Entries from a visual dataset:
------------------------------
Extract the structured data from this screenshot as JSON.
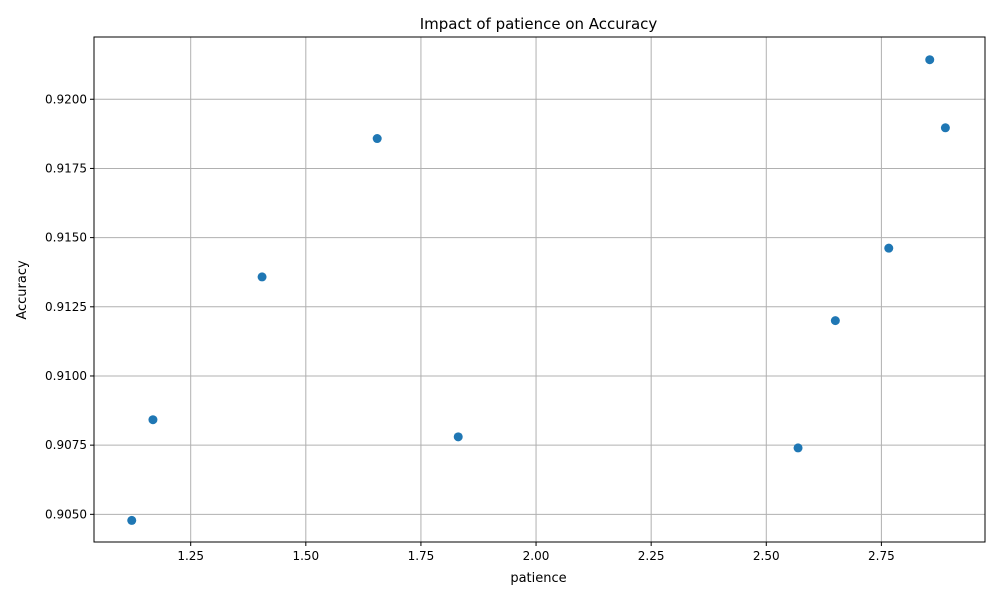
{
  "chart_data": {
    "type": "scatter",
    "title": "Impact of patience on Accuracy",
    "xlabel": "patience",
    "ylabel": "Accuracy",
    "xlim": [
      1.04,
      2.975
    ],
    "ylim": [
      0.904,
      0.92225
    ],
    "xticks": [
      1.25,
      1.5,
      1.75,
      2.0,
      2.25,
      2.5,
      2.75
    ],
    "xtick_labels": [
      "1.25",
      "1.50",
      "1.75",
      "2.00",
      "2.25",
      "2.50",
      "2.75"
    ],
    "yticks": [
      0.905,
      0.9075,
      0.91,
      0.9125,
      0.915,
      0.9175,
      0.92
    ],
    "ytick_labels": [
      "0.9050",
      "0.9075",
      "0.9100",
      "0.9125",
      "0.9150",
      "0.9175",
      "0.9200"
    ],
    "grid": true,
    "marker_color": "#1f77b4",
    "points": [
      {
        "x": 1.122,
        "y": 0.90478
      },
      {
        "x": 1.168,
        "y": 0.90842
      },
      {
        "x": 1.405,
        "y": 0.91358
      },
      {
        "x": 1.655,
        "y": 0.91858
      },
      {
        "x": 1.831,
        "y": 0.9078
      },
      {
        "x": 2.569,
        "y": 0.9074
      },
      {
        "x": 2.65,
        "y": 0.912
      },
      {
        "x": 2.766,
        "y": 0.91462
      },
      {
        "x": 2.855,
        "y": 0.92143
      },
      {
        "x": 2.889,
        "y": 0.91897
      }
    ]
  }
}
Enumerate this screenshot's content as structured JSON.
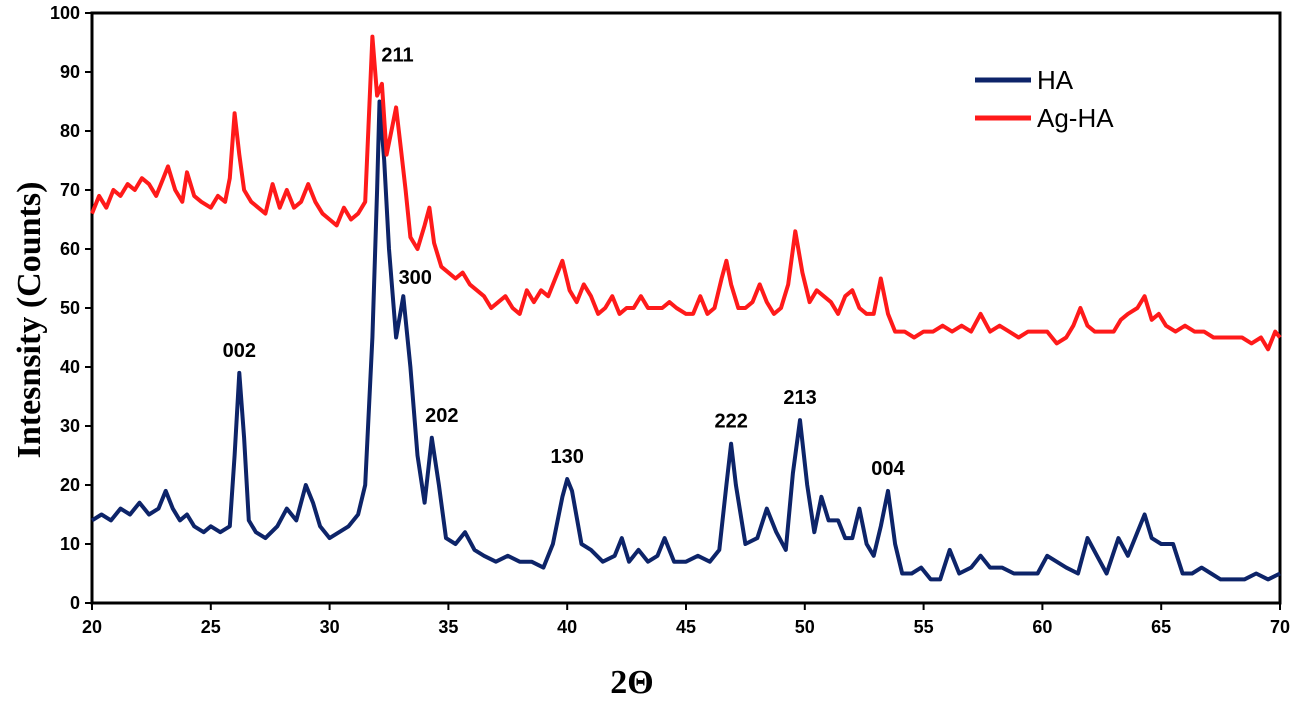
{
  "chart_data": {
    "type": "line",
    "title": "",
    "xlabel": "2Θ",
    "ylabel": "Intesnsity (Counts)",
    "xlim": [
      20,
      70
    ],
    "ylim": [
      0,
      100
    ],
    "x_ticks": [
      20,
      25,
      30,
      35,
      40,
      45,
      50,
      55,
      60,
      65,
      70
    ],
    "y_ticks": [
      0,
      10,
      20,
      30,
      40,
      50,
      60,
      70,
      80,
      90,
      100
    ],
    "x_tick_labels": [
      "20",
      "25",
      "30",
      "35",
      "40",
      "45",
      "50",
      "55",
      "60",
      "65",
      "70"
    ],
    "y_tick_labels": [
      "0",
      "10",
      "20",
      "30",
      "40",
      "50",
      "60",
      "70",
      "80",
      "90",
      "100"
    ],
    "grid": false,
    "legend_position": "top-right",
    "series": [
      {
        "name": "HA",
        "color": "#0d2469",
        "points": [
          [
            20,
            14
          ],
          [
            20.4,
            15
          ],
          [
            20.8,
            14
          ],
          [
            21.2,
            16
          ],
          [
            21.6,
            15
          ],
          [
            22,
            17
          ],
          [
            22.4,
            15
          ],
          [
            22.8,
            16
          ],
          [
            23.1,
            19
          ],
          [
            23.4,
            16
          ],
          [
            23.7,
            14
          ],
          [
            24,
            15
          ],
          [
            24.3,
            13
          ],
          [
            24.7,
            12
          ],
          [
            25,
            13
          ],
          [
            25.4,
            12
          ],
          [
            25.8,
            13
          ],
          [
            26,
            25
          ],
          [
            26.2,
            39
          ],
          [
            26.4,
            28
          ],
          [
            26.6,
            14
          ],
          [
            26.9,
            12
          ],
          [
            27.3,
            11
          ],
          [
            27.8,
            13
          ],
          [
            28.2,
            16
          ],
          [
            28.6,
            14
          ],
          [
            29,
            20
          ],
          [
            29.3,
            17
          ],
          [
            29.6,
            13
          ],
          [
            30,
            11
          ],
          [
            30.4,
            12
          ],
          [
            30.8,
            13
          ],
          [
            31.2,
            15
          ],
          [
            31.5,
            20
          ],
          [
            31.8,
            45
          ],
          [
            32,
            70
          ],
          [
            32.1,
            85
          ],
          [
            32.3,
            75
          ],
          [
            32.5,
            60
          ],
          [
            32.8,
            45
          ],
          [
            33.1,
            52
          ],
          [
            33.4,
            40
          ],
          [
            33.7,
            25
          ],
          [
            34,
            17
          ],
          [
            34.3,
            28
          ],
          [
            34.6,
            20
          ],
          [
            34.9,
            11
          ],
          [
            35.3,
            10
          ],
          [
            35.7,
            12
          ],
          [
            36.1,
            9
          ],
          [
            36.5,
            8
          ],
          [
            37,
            7
          ],
          [
            37.5,
            8
          ],
          [
            38,
            7
          ],
          [
            38.5,
            7
          ],
          [
            39,
            6
          ],
          [
            39.4,
            10
          ],
          [
            39.8,
            18
          ],
          [
            40,
            21
          ],
          [
            40.2,
            19
          ],
          [
            40.6,
            10
          ],
          [
            41,
            9
          ],
          [
            41.5,
            7
          ],
          [
            42,
            8
          ],
          [
            42.3,
            11
          ],
          [
            42.6,
            7
          ],
          [
            43,
            9
          ],
          [
            43.4,
            7
          ],
          [
            43.8,
            8
          ],
          [
            44.1,
            11
          ],
          [
            44.5,
            7
          ],
          [
            45,
            7
          ],
          [
            45.5,
            8
          ],
          [
            46,
            7
          ],
          [
            46.4,
            9
          ],
          [
            46.7,
            20
          ],
          [
            46.9,
            27
          ],
          [
            47.1,
            20
          ],
          [
            47.5,
            10
          ],
          [
            48,
            11
          ],
          [
            48.4,
            16
          ],
          [
            48.8,
            12
          ],
          [
            49.2,
            9
          ],
          [
            49.5,
            22
          ],
          [
            49.8,
            31
          ],
          [
            50.1,
            20
          ],
          [
            50.4,
            12
          ],
          [
            50.7,
            18
          ],
          [
            51,
            14
          ],
          [
            51.4,
            14
          ],
          [
            51.7,
            11
          ],
          [
            52,
            11
          ],
          [
            52.3,
            16
          ],
          [
            52.6,
            10
          ],
          [
            52.9,
            8
          ],
          [
            53.2,
            13
          ],
          [
            53.5,
            19
          ],
          [
            53.8,
            10
          ],
          [
            54.1,
            5
          ],
          [
            54.5,
            5
          ],
          [
            54.9,
            6
          ],
          [
            55.3,
            4
          ],
          [
            55.7,
            4
          ],
          [
            56.1,
            9
          ],
          [
            56.5,
            5
          ],
          [
            57,
            6
          ],
          [
            57.4,
            8
          ],
          [
            57.8,
            6
          ],
          [
            58.3,
            6
          ],
          [
            58.8,
            5
          ],
          [
            59.3,
            5
          ],
          [
            59.8,
            5
          ],
          [
            60.2,
            8
          ],
          [
            60.6,
            7
          ],
          [
            61,
            6
          ],
          [
            61.5,
            5
          ],
          [
            61.9,
            11
          ],
          [
            62.3,
            8
          ],
          [
            62.7,
            5
          ],
          [
            63.2,
            11
          ],
          [
            63.6,
            8
          ],
          [
            64,
            12
          ],
          [
            64.3,
            15
          ],
          [
            64.6,
            11
          ],
          [
            65,
            10
          ],
          [
            65.5,
            10
          ],
          [
            65.9,
            5
          ],
          [
            66.3,
            5
          ],
          [
            66.7,
            6
          ],
          [
            67.1,
            5
          ],
          [
            67.5,
            4
          ],
          [
            68,
            4
          ],
          [
            68.5,
            4
          ],
          [
            69,
            5
          ],
          [
            69.5,
            4
          ],
          [
            70,
            5
          ]
        ]
      },
      {
        "name": "Ag-HA",
        "color": "#ff1a1a",
        "points": [
          [
            20,
            66
          ],
          [
            20.3,
            69
          ],
          [
            20.6,
            67
          ],
          [
            20.9,
            70
          ],
          [
            21.2,
            69
          ],
          [
            21.5,
            71
          ],
          [
            21.8,
            70
          ],
          [
            22.1,
            72
          ],
          [
            22.4,
            71
          ],
          [
            22.7,
            69
          ],
          [
            23,
            72
          ],
          [
            23.2,
            74
          ],
          [
            23.5,
            70
          ],
          [
            23.8,
            68
          ],
          [
            24,
            73
          ],
          [
            24.3,
            69
          ],
          [
            24.6,
            68
          ],
          [
            25,
            67
          ],
          [
            25.3,
            69
          ],
          [
            25.6,
            68
          ],
          [
            25.8,
            72
          ],
          [
            26,
            83
          ],
          [
            26.2,
            76
          ],
          [
            26.4,
            70
          ],
          [
            26.7,
            68
          ],
          [
            27,
            67
          ],
          [
            27.3,
            66
          ],
          [
            27.6,
            71
          ],
          [
            27.9,
            67
          ],
          [
            28.2,
            70
          ],
          [
            28.5,
            67
          ],
          [
            28.8,
            68
          ],
          [
            29.1,
            71
          ],
          [
            29.4,
            68
          ],
          [
            29.7,
            66
          ],
          [
            30,
            65
          ],
          [
            30.3,
            64
          ],
          [
            30.6,
            67
          ],
          [
            30.9,
            65
          ],
          [
            31.2,
            66
          ],
          [
            31.5,
            68
          ],
          [
            31.8,
            96
          ],
          [
            32,
            86
          ],
          [
            32.2,
            88
          ],
          [
            32.4,
            76
          ],
          [
            32.6,
            80
          ],
          [
            32.8,
            84
          ],
          [
            33,
            77
          ],
          [
            33.2,
            70
          ],
          [
            33.4,
            62
          ],
          [
            33.7,
            60
          ],
          [
            34,
            64
          ],
          [
            34.2,
            67
          ],
          [
            34.4,
            61
          ],
          [
            34.7,
            57
          ],
          [
            35,
            56
          ],
          [
            35.3,
            55
          ],
          [
            35.6,
            56
          ],
          [
            35.9,
            54
          ],
          [
            36.2,
            53
          ],
          [
            36.5,
            52
          ],
          [
            36.8,
            50
          ],
          [
            37.1,
            51
          ],
          [
            37.4,
            52
          ],
          [
            37.7,
            50
          ],
          [
            38,
            49
          ],
          [
            38.3,
            53
          ],
          [
            38.6,
            51
          ],
          [
            38.9,
            53
          ],
          [
            39.2,
            52
          ],
          [
            39.5,
            55
          ],
          [
            39.8,
            58
          ],
          [
            40.1,
            53
          ],
          [
            40.4,
            51
          ],
          [
            40.7,
            54
          ],
          [
            41,
            52
          ],
          [
            41.3,
            49
          ],
          [
            41.6,
            50
          ],
          [
            41.9,
            52
          ],
          [
            42.2,
            49
          ],
          [
            42.5,
            50
          ],
          [
            42.8,
            50
          ],
          [
            43.1,
            52
          ],
          [
            43.4,
            50
          ],
          [
            43.7,
            50
          ],
          [
            44,
            50
          ],
          [
            44.3,
            51
          ],
          [
            44.6,
            50
          ],
          [
            45,
            49
          ],
          [
            45.3,
            49
          ],
          [
            45.6,
            52
          ],
          [
            45.9,
            49
          ],
          [
            46.2,
            50
          ],
          [
            46.5,
            55
          ],
          [
            46.7,
            58
          ],
          [
            46.9,
            54
          ],
          [
            47.2,
            50
          ],
          [
            47.5,
            50
          ],
          [
            47.8,
            51
          ],
          [
            48.1,
            54
          ],
          [
            48.4,
            51
          ],
          [
            48.7,
            49
          ],
          [
            49,
            50
          ],
          [
            49.3,
            54
          ],
          [
            49.6,
            63
          ],
          [
            49.9,
            56
          ],
          [
            50.2,
            51
          ],
          [
            50.5,
            53
          ],
          [
            50.8,
            52
          ],
          [
            51.1,
            51
          ],
          [
            51.4,
            49
          ],
          [
            51.7,
            52
          ],
          [
            52,
            53
          ],
          [
            52.3,
            50
          ],
          [
            52.6,
            49
          ],
          [
            52.9,
            49
          ],
          [
            53.2,
            55
          ],
          [
            53.5,
            49
          ],
          [
            53.8,
            46
          ],
          [
            54.2,
            46
          ],
          [
            54.6,
            45
          ],
          [
            55,
            46
          ],
          [
            55.4,
            46
          ],
          [
            55.8,
            47
          ],
          [
            56.2,
            46
          ],
          [
            56.6,
            47
          ],
          [
            57,
            46
          ],
          [
            57.4,
            49
          ],
          [
            57.8,
            46
          ],
          [
            58.2,
            47
          ],
          [
            58.6,
            46
          ],
          [
            59,
            45
          ],
          [
            59.4,
            46
          ],
          [
            59.8,
            46
          ],
          [
            60.2,
            46
          ],
          [
            60.6,
            44
          ],
          [
            61,
            45
          ],
          [
            61.3,
            47
          ],
          [
            61.6,
            50
          ],
          [
            61.9,
            47
          ],
          [
            62.2,
            46
          ],
          [
            62.6,
            46
          ],
          [
            63,
            46
          ],
          [
            63.3,
            48
          ],
          [
            63.6,
            49
          ],
          [
            64,
            50
          ],
          [
            64.3,
            52
          ],
          [
            64.6,
            48
          ],
          [
            64.9,
            49
          ],
          [
            65.2,
            47
          ],
          [
            65.6,
            46
          ],
          [
            66,
            47
          ],
          [
            66.4,
            46
          ],
          [
            66.8,
            46
          ],
          [
            67.2,
            45
          ],
          [
            67.6,
            45
          ],
          [
            68,
            45
          ],
          [
            68.4,
            45
          ],
          [
            68.8,
            44
          ],
          [
            69.2,
            45
          ],
          [
            69.5,
            43
          ],
          [
            69.8,
            46
          ],
          [
            70,
            45
          ]
        ]
      }
    ],
    "annotations": [
      {
        "label": "002",
        "x": 26.2,
        "y": 39
      },
      {
        "label": "211",
        "x": 32.1,
        "y": 85
      },
      {
        "label": "300",
        "x": 33.1,
        "y": 52
      },
      {
        "label": "202",
        "x": 34.3,
        "y": 28
      },
      {
        "label": "130",
        "x": 40.0,
        "y": 21
      },
      {
        "label": "222",
        "x": 46.9,
        "y": 27
      },
      {
        "label": "213",
        "x": 49.8,
        "y": 31
      },
      {
        "label": "004",
        "x": 53.5,
        "y": 19
      }
    ]
  }
}
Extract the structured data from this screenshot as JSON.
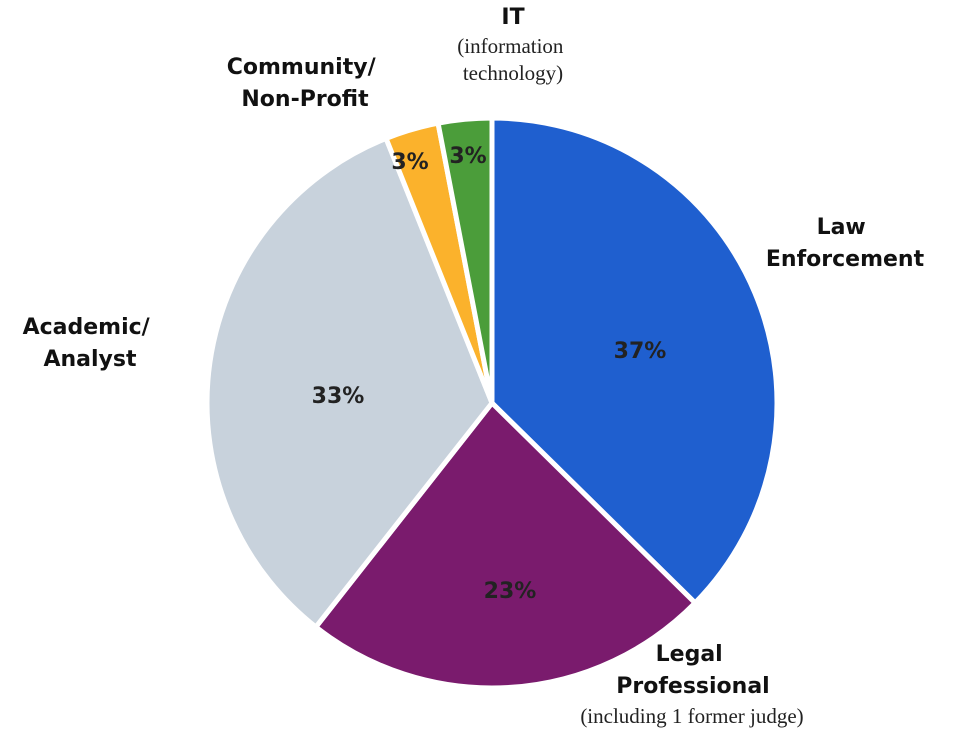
------------------------------
Lines that hold "Accuracy" are the ones to copy; find all of them.

Result below:
    "title": "Impact of patience on Accuracy",
    "ylabel": "Accuracy",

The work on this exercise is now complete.